▸ STORED DATA:
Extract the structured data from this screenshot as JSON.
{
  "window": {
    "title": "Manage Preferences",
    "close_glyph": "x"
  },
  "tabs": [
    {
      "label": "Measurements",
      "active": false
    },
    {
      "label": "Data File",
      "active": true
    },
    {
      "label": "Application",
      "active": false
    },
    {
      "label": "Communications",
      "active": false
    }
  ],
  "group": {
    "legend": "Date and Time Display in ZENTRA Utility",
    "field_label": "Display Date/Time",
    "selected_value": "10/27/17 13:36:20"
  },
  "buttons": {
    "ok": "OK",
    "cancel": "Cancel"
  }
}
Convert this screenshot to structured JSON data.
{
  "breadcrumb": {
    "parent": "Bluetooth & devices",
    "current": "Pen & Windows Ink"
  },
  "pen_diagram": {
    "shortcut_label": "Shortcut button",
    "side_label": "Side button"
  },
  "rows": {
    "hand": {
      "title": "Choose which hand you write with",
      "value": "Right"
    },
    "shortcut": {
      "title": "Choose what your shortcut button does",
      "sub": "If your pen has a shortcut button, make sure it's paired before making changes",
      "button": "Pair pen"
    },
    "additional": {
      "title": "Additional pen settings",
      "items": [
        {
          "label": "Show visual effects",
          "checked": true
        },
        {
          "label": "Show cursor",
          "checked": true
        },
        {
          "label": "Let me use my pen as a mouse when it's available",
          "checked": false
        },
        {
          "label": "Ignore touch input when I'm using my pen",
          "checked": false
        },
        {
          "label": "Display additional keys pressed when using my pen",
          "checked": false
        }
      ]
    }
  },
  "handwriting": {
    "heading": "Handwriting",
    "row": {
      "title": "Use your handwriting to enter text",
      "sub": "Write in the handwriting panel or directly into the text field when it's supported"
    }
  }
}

▸ TO BE DONE: Report how many lines in the records above contain the word "Display", giving only the number.

▸ RESULT BELOW: 3